### TASK
Leave out the images; return the rest of the data exactly.

Dataset excerpts:

○ ○ ○ ○ ○ ○ ○

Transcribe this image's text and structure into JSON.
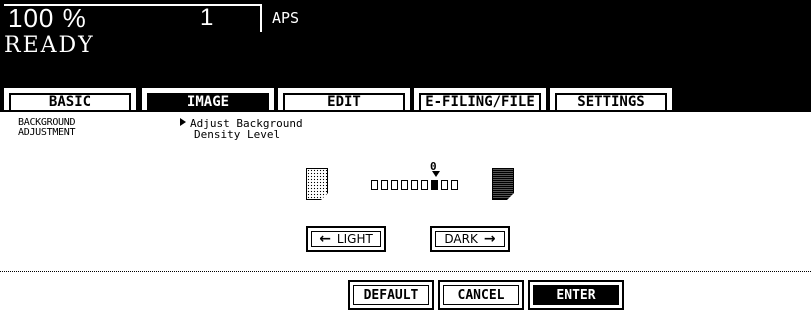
{
  "header": {
    "copy_percent": "100 %",
    "copy_count": "1",
    "paper_mode": "APS",
    "status": "READY"
  },
  "tabs": [
    {
      "label": "BASIC",
      "active": false
    },
    {
      "label": "IMAGE",
      "active": true
    },
    {
      "label": "EDIT",
      "active": false
    },
    {
      "label": "E-FILING/FILE",
      "active": false
    },
    {
      "label": "SETTINGS",
      "active": false
    }
  ],
  "panel": {
    "section_title_line1": "BACKGROUND",
    "section_title_line2": "ADJUSTMENT",
    "instruction_line1": "Adjust Background",
    "instruction_line2": "Density Level"
  },
  "density": {
    "value_label": "0",
    "steps": 9,
    "selected_index": 6,
    "light_icon": "light-page-icon",
    "dark_icon": "dark-page-icon"
  },
  "buttons": {
    "light": "LIGHT",
    "dark": "DARK",
    "default": "DEFAULT",
    "cancel": "CANCEL",
    "enter": "ENTER"
  },
  "colors": {
    "background": "#ffffff",
    "header_bg": "#000000",
    "foreground": "#000000"
  }
}
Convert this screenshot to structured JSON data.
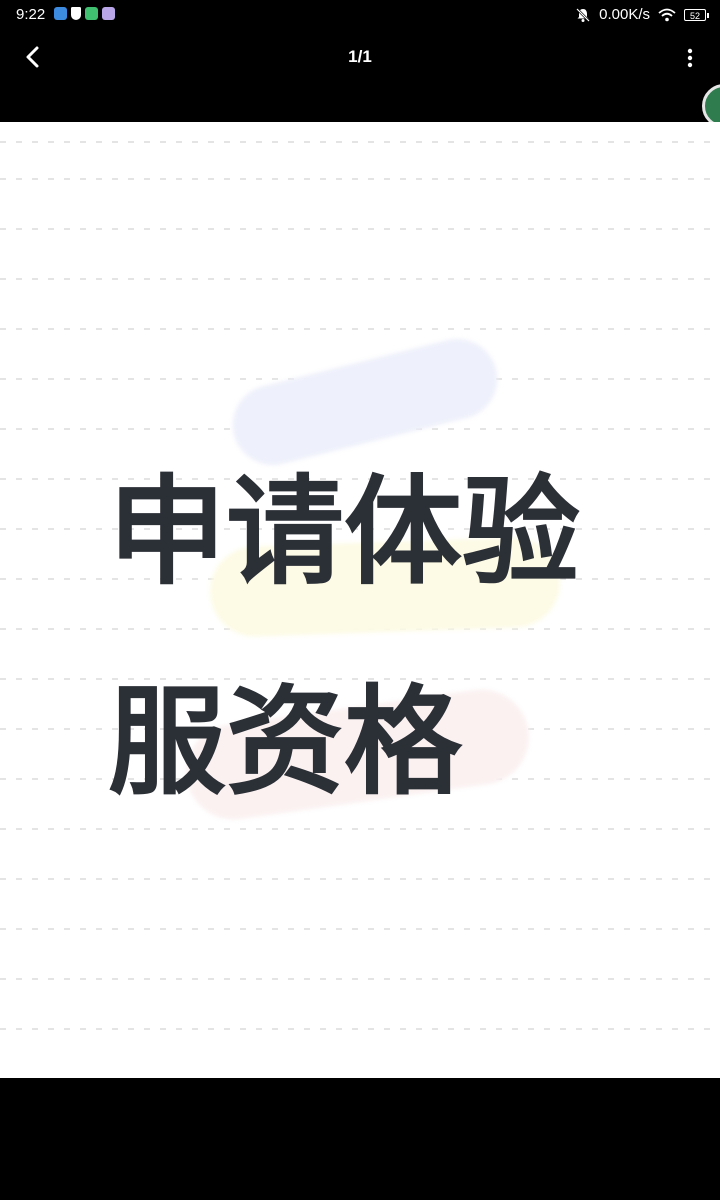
{
  "status_bar": {
    "time": "9:22",
    "network_speed": "0.00K/s",
    "battery_level": "52"
  },
  "toolbar": {
    "page_indicator": "1/1"
  },
  "image": {
    "headline_line1": "申请体验",
    "headline_line2": "服资格"
  },
  "colors": {
    "background": "#000000",
    "image_background": "#ffffff",
    "headline_text": "#2b2f36"
  },
  "icons": {
    "back": "chevron-left-icon",
    "more": "vertical-dots-icon",
    "mute": "bell-slash-icon",
    "wifi": "wifi-icon",
    "battery": "battery-icon"
  }
}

○ ○ ○ ○ ○ ○ ○

### FINISHED EXERCISE
Transcribe this image's text and structure into JSON.
{
  "header": {
    "copy_percent": "100 %",
    "copy_count": "1",
    "paper_mode": "APS",
    "status": "READY"
  },
  "tabs": [
    {
      "label": "BASIC",
      "active": false
    },
    {
      "label": "IMAGE",
      "active": true
    },
    {
      "label": "EDIT",
      "active": false
    },
    {
      "label": "E-FILING/FILE",
      "active": false
    },
    {
      "label": "SETTINGS",
      "active": false
    }
  ],
  "panel": {
    "section_title_line1": "BACKGROUND",
    "section_title_line2": "ADJUSTMENT",
    "instruction_line1": "Adjust Background",
    "instruction_line2": "Density Level"
  },
  "density": {
    "value_label": "0",
    "steps": 9,
    "selected_index": 6,
    "light_icon": "light-page-icon",
    "dark_icon": "dark-page-icon"
  },
  "buttons": {
    "light": "LIGHT",
    "dark": "DARK",
    "default": "DEFAULT",
    "cancel": "CANCEL",
    "enter": "ENTER"
  },
  "colors": {
    "background": "#ffffff",
    "header_bg": "#000000",
    "foreground": "#000000"
  }
}
Convert this screenshot to structured JSON data.
{
  "status_bar": {
    "time": "9:22",
    "network_speed": "0.00K/s",
    "battery_level": "52"
  },
  "toolbar": {
    "page_indicator": "1/1"
  },
  "image": {
    "headline_line1": "申请体验",
    "headline_line2": "服资格"
  },
  "colors": {
    "background": "#000000",
    "image_background": "#ffffff",
    "headline_text": "#2b2f36"
  },
  "icons": {
    "back": "chevron-left-icon",
    "more": "vertical-dots-icon",
    "mute": "bell-slash-icon",
    "wifi": "wifi-icon",
    "battery": "battery-icon"
  }
}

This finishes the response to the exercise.